**Work to complete**: Write out all the data again, exactly as it stands.

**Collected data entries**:
######

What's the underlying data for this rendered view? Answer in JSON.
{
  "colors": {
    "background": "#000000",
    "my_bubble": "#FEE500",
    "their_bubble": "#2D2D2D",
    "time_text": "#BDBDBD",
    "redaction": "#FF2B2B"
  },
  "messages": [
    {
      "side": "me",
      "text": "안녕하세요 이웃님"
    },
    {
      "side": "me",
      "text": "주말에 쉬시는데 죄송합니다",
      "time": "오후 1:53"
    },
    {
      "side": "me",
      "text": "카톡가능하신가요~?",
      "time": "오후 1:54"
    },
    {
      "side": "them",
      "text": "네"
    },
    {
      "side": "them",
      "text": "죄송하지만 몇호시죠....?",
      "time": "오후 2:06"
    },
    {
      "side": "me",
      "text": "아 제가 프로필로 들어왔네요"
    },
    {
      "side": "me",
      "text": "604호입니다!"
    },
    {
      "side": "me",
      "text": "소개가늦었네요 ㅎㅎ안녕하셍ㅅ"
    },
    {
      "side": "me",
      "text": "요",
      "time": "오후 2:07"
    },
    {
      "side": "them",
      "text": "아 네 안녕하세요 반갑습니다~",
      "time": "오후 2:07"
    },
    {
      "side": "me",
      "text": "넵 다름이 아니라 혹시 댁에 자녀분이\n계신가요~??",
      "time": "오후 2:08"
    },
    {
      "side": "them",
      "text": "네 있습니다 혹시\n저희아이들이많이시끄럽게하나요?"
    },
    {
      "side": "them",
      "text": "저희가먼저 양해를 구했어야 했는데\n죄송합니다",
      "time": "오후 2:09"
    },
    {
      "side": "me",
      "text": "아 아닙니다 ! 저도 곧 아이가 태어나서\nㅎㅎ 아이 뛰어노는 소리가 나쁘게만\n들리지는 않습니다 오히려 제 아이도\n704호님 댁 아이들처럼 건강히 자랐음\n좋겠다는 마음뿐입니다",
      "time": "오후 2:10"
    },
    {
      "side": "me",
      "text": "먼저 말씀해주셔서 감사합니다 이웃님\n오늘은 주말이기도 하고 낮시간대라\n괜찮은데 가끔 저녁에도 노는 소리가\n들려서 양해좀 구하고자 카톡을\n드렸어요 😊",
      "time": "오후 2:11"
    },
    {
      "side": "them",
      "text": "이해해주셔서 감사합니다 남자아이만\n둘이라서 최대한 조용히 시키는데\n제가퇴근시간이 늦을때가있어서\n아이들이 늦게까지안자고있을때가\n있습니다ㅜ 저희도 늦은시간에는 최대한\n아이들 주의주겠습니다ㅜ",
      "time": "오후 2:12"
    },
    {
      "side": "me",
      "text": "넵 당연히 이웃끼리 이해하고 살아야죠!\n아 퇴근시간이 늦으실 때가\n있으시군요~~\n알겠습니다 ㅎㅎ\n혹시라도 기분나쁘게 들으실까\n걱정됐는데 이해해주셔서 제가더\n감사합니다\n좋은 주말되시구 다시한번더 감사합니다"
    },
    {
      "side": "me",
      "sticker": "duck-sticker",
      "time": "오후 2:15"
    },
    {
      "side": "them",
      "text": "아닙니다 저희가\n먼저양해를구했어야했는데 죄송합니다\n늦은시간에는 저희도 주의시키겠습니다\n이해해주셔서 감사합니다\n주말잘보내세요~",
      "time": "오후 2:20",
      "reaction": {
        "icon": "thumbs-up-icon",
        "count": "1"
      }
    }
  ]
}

######

**The result**:
What's the underlying data for this rendered view? Answer in JSON.
{
  "colors": {
    "background": "#000000",
    "my_bubble": "#FEE500",
    "their_bubble": "#2D2D2D",
    "time_text": "#BDBDBD",
    "redaction": "#FF2B2B"
  },
  "messages": [
    {
      "side": "me",
      "text": "안녕하세요 이웃님"
    },
    {
      "side": "me",
      "text": "주말에 쉬시는데 죄송합니다",
      "time": "오후 1:53"
    },
    {
      "side": "me",
      "text": "카톡가능하신가요~?",
      "time": "오후 1:54"
    },
    {
      "side": "them",
      "text": "네"
    },
    {
      "side": "them",
      "text": "죄송하지만 몇호시죠....?",
      "time": "오후 2:06"
    },
    {
      "side": "me",
      "text": "아 제가 프로필로 들어왔네요"
    },
    {
      "side": "me",
      "text": "604호입니다!"
    },
    {
      "side": "me",
      "text": "소개가늦었네요 ㅎㅎ안녕하셍ㅅ"
    },
    {
      "side": "me",
      "text": "요",
      "time": "오후 2:07"
    },
    {
      "side": "them",
      "text": "아 네 안녕하세요 반갑습니다~",
      "time": "오후 2:07"
    },
    {
      "side": "me",
      "text": "넵 다름이 아니라 혹시 댁에 자녀분이\n계신가요~??",
      "time": "오후 2:08"
    },
    {
      "side": "them",
      "text": "네 있습니다 혹시\n저희아이들이많이시끄럽게하나요?"
    },
    {
      "side": "them",
      "text": "저희가먼저 양해를 구했어야 했는데\n죄송합니다",
      "time": "오후 2:09"
    },
    {
      "side": "me",
      "text": "아 아닙니다 ! 저도 곧 아이가 태어나서\nㅎㅎ 아이 뛰어노는 소리가 나쁘게만\n들리지는 않습니다 오히려 제 아이도\n704호님 댁 아이들처럼 건강히 자랐음\n좋겠다는 마음뿐입니다",
      "time": "오후 2:10"
    },
    {
      "side": "me",
      "text": "먼저 말씀해주셔서 감사합니다 이웃님\n오늘은 주말이기도 하고 낮시간대라\n괜찮은데 가끔 저녁에도 노는 소리가\n들려서 양해좀 구하고자 카톡을\n드렸어요 😊",
      "time": "오후 2:11"
    },
    {
      "side": "them",
      "text": "이해해주셔서 감사합니다 남자아이만\n둘이라서 최대한 조용히 시키는데\n제가퇴근시간이 늦을때가있어서\n아이들이 늦게까지안자고있을때가\n있습니다ㅜ 저희도 늦은시간에는 최대한\n아이들 주의주겠습니다ㅜ",
      "time": "오후 2:12"
    },
    {
      "side": "me",
      "text": "넵 당연히 이웃끼리 이해하고 살아야죠!\n아 퇴근시간이 늦으실 때가\n있으시군요~~\n알겠습니다 ㅎㅎ\n혹시라도 기분나쁘게 들으실까\n걱정됐는데 이해해주셔서 제가더\n감사합니다\n좋은 주말되시구 다시한번더 감사합니다"
    },
    {
      "side": "me",
      "sticker": "duck-sticker",
      "time": "오후 2:15"
    },
    {
      "side": "them",
      "text": "아닙니다 저희가\n먼저양해를구했어야했는데 죄송합니다\n늦은시간에는 저희도 주의시키겠습니다\n이해해주셔서 감사합니다\n주말잘보내세요~",
      "time": "오후 2:20",
      "reaction": {
        "icon": "thumbs-up-icon",
        "count": "1"
      }
    }
  ]
}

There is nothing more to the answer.